## INSTRUCTIONS TO FOLLOW:
Transcribe the portion of the article on New Zealand's Test cricket win that begins with the words "Let's have a" and ends after "pace with consistency.".

## SOURCE DOCUMENT:
>> start

New Zealand won the Edgbaston Test by a convincing margin of eight wickets to register their first series victory in England since 1999. As a result, the Kiwis jumped to the number one spot in the ICC Test rankings, making the hosts look ordinary.© Provided by The Indian Express
While it’s true that England’s tactics have been all over the place but it’s still a mighty win for the Black Caps and clearly a warning sign for India ahead of the big World Test Championship (WTC) final.
New Zealand's win on the fourth day also means that they will get the much-needed match practice and an extra 1.5 days of rest, before the final on June 18.
So what makes Williamson and his men such a dominant side?
Let's have a look:
Bowlers & Bench Strength
The secret of New Zealand's success has always been their strong bowling unit, where each player has a clear role to play. While on one hand, Tim Southee and Trent Boult provide the experience, on the other hand, the likes of Matt Henry and Kyle Jamieson bring raw pace with consistency.

>> end

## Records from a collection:
>> start

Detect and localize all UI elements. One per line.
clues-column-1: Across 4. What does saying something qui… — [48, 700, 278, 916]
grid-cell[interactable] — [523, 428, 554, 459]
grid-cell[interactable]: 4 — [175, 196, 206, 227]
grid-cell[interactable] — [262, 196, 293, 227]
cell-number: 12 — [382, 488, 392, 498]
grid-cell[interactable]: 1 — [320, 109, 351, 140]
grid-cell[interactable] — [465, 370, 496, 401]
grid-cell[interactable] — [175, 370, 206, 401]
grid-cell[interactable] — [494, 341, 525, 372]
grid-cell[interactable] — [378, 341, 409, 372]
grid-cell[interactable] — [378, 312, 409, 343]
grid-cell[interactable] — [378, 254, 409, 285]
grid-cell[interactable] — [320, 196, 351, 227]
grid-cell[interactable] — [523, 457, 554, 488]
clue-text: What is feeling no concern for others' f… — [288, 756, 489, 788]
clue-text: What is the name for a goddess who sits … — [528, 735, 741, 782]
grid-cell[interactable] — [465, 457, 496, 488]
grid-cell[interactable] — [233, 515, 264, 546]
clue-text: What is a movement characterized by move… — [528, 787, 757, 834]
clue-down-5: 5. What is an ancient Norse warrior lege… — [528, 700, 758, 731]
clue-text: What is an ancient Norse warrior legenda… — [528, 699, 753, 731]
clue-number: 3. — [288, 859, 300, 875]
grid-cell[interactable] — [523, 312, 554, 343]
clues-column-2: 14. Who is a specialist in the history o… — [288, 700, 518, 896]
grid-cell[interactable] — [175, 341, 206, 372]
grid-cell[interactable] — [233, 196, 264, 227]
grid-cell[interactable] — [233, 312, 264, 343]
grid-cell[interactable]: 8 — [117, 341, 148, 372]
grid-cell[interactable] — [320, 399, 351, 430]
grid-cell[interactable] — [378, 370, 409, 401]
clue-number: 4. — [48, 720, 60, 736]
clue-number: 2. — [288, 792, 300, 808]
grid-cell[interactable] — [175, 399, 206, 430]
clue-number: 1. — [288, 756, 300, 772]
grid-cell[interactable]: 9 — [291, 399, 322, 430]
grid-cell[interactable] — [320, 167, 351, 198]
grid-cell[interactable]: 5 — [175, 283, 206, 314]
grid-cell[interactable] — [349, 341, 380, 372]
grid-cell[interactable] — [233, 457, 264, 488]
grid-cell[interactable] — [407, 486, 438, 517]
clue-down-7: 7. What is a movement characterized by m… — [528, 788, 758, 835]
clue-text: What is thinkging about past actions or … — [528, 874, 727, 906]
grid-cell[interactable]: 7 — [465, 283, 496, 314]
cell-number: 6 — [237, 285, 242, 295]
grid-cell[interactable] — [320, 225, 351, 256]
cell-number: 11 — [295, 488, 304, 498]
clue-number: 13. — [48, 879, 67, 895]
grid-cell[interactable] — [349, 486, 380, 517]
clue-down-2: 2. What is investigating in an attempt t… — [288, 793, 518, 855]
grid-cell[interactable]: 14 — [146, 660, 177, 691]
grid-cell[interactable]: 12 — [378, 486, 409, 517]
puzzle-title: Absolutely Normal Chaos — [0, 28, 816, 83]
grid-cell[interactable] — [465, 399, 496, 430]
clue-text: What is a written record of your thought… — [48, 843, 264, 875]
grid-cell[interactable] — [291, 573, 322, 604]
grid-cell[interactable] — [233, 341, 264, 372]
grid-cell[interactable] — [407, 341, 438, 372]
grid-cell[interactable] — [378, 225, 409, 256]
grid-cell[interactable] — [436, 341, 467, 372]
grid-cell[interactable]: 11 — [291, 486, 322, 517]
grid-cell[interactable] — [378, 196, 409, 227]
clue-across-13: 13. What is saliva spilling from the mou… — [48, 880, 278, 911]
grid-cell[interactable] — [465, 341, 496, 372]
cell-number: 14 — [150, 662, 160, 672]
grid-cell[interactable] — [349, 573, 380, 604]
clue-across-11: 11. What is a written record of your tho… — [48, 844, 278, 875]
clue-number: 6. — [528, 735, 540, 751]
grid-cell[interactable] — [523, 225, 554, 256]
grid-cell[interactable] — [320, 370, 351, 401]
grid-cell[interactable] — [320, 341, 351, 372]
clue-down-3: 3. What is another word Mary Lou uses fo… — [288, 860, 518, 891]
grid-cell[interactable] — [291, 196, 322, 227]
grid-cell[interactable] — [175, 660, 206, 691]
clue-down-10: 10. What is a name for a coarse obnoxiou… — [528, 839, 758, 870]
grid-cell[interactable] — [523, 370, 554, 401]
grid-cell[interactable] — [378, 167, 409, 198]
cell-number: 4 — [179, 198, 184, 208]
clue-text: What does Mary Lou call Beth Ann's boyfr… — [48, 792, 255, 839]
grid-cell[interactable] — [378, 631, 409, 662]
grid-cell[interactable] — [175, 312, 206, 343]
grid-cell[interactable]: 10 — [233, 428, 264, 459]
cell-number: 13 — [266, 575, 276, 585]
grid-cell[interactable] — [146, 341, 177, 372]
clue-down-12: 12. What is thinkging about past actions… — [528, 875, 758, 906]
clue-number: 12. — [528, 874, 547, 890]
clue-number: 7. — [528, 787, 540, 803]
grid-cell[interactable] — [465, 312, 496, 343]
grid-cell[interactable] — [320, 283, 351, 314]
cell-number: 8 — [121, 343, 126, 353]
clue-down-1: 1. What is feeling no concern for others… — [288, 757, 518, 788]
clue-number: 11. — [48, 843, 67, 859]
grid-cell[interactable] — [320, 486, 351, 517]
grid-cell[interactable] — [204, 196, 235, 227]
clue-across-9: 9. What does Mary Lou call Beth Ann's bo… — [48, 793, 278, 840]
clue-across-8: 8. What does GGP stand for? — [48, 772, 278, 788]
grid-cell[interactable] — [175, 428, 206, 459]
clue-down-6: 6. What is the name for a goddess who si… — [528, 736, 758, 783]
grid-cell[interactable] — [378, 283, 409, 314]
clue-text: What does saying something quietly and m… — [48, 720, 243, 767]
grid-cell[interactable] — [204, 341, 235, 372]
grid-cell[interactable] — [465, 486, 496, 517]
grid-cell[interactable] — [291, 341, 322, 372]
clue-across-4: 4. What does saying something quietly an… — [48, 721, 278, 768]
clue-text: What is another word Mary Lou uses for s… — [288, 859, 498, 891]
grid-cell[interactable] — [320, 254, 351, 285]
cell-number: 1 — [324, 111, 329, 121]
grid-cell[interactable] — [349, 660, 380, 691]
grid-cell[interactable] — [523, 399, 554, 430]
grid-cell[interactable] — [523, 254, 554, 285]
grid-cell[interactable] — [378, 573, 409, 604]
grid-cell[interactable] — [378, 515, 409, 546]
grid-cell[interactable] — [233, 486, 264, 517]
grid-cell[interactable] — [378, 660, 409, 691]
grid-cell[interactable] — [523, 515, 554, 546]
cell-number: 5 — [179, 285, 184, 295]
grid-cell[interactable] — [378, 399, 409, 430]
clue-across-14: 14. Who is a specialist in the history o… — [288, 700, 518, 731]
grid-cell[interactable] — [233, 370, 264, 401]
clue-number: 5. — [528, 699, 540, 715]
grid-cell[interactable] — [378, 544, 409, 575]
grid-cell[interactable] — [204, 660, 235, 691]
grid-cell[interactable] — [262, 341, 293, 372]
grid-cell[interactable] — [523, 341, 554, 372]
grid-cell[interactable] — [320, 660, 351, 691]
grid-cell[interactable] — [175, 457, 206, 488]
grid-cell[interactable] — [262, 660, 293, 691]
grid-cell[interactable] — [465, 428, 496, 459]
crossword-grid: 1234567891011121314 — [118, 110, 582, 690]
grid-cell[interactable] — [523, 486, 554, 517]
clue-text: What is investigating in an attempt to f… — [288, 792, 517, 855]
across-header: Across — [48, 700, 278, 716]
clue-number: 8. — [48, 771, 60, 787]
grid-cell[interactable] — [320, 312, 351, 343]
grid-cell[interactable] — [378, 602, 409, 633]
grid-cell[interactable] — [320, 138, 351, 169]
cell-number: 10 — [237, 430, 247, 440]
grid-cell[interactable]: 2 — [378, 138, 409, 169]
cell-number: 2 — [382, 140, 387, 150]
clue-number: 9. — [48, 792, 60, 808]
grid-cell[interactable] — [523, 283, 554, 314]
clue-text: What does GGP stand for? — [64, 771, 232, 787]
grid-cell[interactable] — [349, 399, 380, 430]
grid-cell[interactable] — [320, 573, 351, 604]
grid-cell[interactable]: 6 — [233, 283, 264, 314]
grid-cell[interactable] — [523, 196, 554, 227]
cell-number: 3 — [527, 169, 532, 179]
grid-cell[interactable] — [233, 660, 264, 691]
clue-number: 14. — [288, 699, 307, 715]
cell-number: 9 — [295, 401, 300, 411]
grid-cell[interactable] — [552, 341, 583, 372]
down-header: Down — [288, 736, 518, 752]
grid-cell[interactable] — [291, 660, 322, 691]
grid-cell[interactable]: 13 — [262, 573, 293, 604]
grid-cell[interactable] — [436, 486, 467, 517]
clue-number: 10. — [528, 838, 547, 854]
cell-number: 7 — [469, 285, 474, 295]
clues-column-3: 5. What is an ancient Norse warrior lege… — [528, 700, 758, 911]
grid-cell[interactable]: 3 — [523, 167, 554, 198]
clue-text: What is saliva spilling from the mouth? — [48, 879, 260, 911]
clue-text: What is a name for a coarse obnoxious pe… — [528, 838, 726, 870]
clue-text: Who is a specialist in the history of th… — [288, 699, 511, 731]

>> end
>> start

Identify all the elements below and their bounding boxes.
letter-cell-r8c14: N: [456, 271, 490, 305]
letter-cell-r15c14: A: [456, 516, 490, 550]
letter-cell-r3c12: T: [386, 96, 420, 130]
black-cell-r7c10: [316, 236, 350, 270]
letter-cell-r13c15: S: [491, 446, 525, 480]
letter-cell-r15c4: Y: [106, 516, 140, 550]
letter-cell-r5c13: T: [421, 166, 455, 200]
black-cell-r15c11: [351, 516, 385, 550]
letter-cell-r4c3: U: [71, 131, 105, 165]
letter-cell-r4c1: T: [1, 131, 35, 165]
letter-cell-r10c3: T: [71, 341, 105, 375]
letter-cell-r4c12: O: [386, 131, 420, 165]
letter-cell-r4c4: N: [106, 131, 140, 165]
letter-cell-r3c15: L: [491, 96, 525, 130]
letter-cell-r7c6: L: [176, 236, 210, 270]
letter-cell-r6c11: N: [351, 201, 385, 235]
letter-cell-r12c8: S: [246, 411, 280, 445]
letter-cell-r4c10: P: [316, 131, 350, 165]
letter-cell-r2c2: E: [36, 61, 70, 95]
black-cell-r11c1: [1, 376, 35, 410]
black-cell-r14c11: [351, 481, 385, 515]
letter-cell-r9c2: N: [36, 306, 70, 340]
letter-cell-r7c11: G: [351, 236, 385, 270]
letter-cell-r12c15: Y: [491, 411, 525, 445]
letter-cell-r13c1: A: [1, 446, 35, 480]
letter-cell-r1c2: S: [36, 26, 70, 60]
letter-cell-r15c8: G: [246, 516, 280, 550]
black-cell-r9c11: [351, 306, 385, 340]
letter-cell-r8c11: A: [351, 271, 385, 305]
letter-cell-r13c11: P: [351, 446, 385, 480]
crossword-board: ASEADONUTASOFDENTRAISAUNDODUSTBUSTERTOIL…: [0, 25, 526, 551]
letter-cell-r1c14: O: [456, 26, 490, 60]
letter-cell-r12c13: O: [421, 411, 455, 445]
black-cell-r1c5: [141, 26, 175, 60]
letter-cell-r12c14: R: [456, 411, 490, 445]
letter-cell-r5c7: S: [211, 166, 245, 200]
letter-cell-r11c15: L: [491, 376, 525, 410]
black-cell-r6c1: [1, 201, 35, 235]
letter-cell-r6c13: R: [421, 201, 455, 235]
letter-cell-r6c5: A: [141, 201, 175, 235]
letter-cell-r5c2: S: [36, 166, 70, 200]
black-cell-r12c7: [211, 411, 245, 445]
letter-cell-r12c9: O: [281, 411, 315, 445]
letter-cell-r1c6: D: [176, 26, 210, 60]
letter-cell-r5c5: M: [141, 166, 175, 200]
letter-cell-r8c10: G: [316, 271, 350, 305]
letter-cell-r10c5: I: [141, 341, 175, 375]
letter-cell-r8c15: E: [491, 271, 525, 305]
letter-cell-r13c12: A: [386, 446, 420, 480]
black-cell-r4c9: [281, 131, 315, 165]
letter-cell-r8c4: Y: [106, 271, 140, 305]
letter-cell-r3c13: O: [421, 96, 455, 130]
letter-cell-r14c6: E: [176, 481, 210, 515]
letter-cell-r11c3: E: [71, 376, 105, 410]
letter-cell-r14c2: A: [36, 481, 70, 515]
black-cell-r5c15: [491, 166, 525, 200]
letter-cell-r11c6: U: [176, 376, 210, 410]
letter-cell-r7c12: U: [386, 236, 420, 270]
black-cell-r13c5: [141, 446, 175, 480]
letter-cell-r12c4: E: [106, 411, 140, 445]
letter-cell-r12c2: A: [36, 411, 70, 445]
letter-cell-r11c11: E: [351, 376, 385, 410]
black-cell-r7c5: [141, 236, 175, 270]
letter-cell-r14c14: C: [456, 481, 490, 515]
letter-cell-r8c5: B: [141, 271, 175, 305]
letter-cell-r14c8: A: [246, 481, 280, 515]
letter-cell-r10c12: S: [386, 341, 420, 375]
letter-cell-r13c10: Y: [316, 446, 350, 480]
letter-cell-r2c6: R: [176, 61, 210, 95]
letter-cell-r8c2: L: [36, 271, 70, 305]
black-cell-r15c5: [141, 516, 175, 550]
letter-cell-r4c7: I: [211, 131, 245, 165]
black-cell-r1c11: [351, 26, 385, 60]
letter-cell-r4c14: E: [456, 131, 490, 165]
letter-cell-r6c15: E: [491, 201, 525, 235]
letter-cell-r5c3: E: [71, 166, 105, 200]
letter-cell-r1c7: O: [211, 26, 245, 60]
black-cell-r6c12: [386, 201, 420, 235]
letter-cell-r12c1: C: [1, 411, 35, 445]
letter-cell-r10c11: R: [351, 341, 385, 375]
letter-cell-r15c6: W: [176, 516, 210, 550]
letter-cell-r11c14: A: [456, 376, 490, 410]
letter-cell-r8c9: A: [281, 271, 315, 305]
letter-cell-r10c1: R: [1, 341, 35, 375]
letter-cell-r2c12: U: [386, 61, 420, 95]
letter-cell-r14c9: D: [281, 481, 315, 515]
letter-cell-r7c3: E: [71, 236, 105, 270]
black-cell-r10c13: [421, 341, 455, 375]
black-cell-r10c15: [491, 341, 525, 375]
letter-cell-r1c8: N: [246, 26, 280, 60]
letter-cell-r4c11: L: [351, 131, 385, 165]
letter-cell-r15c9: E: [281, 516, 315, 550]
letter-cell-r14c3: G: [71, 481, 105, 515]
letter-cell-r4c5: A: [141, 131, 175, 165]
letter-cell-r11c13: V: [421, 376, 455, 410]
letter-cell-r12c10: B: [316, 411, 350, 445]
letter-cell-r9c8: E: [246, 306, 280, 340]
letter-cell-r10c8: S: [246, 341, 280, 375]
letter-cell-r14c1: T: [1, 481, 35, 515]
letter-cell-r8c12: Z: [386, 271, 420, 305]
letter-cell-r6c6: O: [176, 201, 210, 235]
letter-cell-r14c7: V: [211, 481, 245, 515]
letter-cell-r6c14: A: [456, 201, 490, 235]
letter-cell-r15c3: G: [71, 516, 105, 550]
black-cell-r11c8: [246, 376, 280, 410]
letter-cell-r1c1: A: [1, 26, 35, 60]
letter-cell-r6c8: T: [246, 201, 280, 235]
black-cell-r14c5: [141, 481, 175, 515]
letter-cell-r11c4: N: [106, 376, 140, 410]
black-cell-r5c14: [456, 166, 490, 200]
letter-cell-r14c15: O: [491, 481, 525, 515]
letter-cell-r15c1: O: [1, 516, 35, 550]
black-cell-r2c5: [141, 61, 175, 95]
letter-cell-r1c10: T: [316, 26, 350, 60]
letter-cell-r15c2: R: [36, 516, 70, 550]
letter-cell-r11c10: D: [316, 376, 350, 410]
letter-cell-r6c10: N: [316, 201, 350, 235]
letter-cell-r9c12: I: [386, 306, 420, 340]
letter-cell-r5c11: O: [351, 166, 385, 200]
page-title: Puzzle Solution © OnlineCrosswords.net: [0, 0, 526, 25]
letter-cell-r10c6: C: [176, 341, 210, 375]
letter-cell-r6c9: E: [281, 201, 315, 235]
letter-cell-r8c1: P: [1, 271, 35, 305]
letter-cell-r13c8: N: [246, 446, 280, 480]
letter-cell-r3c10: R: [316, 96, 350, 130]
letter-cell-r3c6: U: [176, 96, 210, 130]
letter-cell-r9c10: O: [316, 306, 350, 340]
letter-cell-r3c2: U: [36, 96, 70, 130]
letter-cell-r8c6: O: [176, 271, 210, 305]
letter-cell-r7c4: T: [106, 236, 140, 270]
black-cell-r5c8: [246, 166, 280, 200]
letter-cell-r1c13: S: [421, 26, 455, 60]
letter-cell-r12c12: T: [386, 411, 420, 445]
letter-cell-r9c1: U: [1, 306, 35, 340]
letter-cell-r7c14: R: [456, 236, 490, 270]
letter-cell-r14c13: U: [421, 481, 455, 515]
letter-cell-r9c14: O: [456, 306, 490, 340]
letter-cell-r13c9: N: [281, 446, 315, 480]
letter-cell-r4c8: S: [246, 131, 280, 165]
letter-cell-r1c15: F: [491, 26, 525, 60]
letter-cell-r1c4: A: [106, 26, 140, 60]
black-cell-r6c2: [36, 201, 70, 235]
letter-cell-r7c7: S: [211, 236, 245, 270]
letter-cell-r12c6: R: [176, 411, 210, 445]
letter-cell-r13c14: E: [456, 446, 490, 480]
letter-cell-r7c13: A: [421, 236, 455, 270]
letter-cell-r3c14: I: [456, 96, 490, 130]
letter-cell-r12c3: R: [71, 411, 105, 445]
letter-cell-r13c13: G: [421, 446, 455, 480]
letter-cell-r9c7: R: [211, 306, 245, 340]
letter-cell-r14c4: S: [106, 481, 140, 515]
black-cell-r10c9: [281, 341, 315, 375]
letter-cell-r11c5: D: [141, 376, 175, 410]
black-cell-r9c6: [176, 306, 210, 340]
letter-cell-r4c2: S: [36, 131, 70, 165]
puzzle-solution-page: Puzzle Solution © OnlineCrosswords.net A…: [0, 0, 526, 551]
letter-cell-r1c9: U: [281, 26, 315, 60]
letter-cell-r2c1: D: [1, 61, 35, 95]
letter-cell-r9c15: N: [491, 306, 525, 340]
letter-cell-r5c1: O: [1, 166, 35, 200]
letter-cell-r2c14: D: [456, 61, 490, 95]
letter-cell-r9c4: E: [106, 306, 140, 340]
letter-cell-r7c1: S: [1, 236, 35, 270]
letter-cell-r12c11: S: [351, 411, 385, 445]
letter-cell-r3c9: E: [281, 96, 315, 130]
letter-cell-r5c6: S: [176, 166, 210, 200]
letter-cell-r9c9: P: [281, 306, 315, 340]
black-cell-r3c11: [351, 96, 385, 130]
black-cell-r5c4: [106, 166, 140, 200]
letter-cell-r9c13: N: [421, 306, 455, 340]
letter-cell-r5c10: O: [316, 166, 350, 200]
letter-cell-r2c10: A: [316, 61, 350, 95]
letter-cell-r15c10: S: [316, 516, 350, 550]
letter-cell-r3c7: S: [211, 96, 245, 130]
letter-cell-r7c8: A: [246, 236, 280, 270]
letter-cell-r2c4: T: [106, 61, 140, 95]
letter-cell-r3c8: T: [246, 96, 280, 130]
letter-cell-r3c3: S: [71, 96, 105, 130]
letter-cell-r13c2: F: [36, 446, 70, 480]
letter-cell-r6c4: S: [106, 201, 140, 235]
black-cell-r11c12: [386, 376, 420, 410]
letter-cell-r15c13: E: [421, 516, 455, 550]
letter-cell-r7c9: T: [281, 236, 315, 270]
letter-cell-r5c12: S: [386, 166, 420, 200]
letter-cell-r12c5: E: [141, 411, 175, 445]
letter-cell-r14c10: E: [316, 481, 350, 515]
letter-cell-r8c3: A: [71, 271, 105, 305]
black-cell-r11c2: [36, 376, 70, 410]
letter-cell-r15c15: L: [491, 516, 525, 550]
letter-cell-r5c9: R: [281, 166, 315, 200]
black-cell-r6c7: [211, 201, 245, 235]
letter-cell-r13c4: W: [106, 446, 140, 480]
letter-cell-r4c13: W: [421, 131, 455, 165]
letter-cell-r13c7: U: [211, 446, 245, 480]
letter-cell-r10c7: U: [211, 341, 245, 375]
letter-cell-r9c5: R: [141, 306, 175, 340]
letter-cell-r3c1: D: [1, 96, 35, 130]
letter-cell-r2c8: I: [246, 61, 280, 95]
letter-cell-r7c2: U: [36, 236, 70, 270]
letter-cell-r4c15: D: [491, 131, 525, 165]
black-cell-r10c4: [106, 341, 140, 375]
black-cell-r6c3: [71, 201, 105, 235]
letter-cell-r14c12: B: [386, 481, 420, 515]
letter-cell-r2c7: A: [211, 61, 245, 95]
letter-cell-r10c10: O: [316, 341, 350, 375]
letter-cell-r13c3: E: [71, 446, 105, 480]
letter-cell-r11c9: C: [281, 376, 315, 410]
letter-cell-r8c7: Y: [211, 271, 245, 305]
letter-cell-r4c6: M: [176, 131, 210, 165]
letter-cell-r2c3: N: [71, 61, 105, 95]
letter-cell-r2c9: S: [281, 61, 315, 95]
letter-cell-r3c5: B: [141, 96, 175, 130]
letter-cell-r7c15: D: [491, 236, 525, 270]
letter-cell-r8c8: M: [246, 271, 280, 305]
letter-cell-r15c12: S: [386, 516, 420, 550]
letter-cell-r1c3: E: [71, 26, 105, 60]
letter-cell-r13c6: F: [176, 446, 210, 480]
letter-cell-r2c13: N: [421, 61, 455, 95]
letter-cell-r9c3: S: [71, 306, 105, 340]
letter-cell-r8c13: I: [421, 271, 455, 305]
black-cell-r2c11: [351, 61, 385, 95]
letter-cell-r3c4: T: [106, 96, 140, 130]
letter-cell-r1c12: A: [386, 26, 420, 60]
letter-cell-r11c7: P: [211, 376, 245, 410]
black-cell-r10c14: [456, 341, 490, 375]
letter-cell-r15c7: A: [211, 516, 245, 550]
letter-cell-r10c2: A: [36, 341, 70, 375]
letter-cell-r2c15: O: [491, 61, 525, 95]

>> end

## REPLY:
Let's have a look:
Bowlers & Bench Strength
The secret of New Zealand's success has always been their strong bowling unit, where each player has a clear role to play. While on one hand, Tim Southee and Trent Boult provide the experience, on the other hand, the likes of Matt Henry and Kyle Jamieson bring raw pace with consistency.